▶ DESCRIPTION OF THE TASK
From the listing, collect all lines containing the word "address".

[Stored records]
================

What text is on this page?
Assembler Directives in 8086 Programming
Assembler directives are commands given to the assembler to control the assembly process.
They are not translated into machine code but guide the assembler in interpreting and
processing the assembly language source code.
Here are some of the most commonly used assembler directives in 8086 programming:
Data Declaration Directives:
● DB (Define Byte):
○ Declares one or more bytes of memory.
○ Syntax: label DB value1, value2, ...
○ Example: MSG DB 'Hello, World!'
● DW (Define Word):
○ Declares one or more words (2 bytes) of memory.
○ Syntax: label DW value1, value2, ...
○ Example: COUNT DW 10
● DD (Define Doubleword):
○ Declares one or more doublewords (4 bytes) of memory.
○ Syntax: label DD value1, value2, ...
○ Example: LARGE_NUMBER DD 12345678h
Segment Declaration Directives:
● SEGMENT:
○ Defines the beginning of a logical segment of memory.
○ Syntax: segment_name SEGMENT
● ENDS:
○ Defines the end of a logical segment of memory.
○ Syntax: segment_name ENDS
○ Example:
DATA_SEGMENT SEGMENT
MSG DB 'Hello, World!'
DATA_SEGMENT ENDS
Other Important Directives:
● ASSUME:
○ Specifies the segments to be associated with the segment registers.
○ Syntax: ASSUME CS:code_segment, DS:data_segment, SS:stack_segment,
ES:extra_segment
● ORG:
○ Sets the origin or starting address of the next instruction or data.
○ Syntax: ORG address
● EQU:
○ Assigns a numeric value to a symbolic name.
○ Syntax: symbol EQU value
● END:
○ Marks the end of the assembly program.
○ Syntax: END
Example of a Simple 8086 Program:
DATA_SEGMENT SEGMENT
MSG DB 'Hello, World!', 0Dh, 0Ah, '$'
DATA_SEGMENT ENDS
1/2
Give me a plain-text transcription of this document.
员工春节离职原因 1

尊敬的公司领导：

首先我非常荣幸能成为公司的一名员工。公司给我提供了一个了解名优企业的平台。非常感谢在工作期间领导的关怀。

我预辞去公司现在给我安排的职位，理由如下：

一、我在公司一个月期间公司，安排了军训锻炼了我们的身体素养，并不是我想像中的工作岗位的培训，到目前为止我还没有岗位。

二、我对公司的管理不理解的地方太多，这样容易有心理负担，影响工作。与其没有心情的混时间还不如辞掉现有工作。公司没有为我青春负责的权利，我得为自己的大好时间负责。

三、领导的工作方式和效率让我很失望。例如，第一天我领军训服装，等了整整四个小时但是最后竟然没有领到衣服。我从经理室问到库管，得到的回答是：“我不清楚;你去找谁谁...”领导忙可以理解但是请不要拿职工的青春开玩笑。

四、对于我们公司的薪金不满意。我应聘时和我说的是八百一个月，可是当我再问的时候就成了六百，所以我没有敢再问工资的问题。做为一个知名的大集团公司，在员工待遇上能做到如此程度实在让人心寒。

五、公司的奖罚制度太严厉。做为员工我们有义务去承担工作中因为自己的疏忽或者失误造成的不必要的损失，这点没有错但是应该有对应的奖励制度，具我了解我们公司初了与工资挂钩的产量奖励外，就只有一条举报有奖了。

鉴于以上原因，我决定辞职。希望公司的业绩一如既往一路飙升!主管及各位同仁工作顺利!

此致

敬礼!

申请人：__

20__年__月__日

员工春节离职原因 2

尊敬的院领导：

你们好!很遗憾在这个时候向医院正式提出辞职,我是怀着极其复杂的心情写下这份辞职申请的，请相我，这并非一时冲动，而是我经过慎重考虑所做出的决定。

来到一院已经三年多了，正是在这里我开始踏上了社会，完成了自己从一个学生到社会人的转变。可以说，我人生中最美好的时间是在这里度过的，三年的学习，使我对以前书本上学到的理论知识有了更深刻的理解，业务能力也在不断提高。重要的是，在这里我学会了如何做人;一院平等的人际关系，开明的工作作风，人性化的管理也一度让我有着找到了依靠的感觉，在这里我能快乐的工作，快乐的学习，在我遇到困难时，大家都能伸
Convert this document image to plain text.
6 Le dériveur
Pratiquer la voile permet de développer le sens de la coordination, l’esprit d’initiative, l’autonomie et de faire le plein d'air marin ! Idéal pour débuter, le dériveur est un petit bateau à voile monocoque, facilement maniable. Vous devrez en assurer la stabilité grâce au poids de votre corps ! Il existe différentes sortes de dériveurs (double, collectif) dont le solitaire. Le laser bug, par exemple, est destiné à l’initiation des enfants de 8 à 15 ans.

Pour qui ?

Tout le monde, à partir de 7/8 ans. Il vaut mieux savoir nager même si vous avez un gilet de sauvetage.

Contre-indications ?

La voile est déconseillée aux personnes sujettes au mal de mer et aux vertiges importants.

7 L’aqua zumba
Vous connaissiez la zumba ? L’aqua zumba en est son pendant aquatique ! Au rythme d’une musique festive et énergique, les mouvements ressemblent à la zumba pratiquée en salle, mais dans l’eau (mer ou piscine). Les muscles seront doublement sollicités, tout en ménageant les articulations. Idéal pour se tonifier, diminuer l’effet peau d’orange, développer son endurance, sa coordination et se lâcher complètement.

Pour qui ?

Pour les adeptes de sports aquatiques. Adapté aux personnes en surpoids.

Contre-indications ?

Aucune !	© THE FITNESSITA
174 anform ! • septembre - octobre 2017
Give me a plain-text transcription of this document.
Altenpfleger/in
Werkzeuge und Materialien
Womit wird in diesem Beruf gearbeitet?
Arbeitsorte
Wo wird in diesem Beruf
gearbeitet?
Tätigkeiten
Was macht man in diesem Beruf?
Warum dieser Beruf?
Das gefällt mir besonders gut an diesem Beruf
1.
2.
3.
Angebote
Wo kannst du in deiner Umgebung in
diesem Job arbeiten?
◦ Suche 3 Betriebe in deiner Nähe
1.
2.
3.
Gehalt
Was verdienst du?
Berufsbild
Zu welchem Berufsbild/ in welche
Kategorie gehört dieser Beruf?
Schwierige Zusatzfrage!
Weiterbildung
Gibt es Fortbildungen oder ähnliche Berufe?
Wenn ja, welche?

================

▶ IN RESPONSE
○ Sets the origin or starting address of the next instruction or data.
○ Syntax: ORG address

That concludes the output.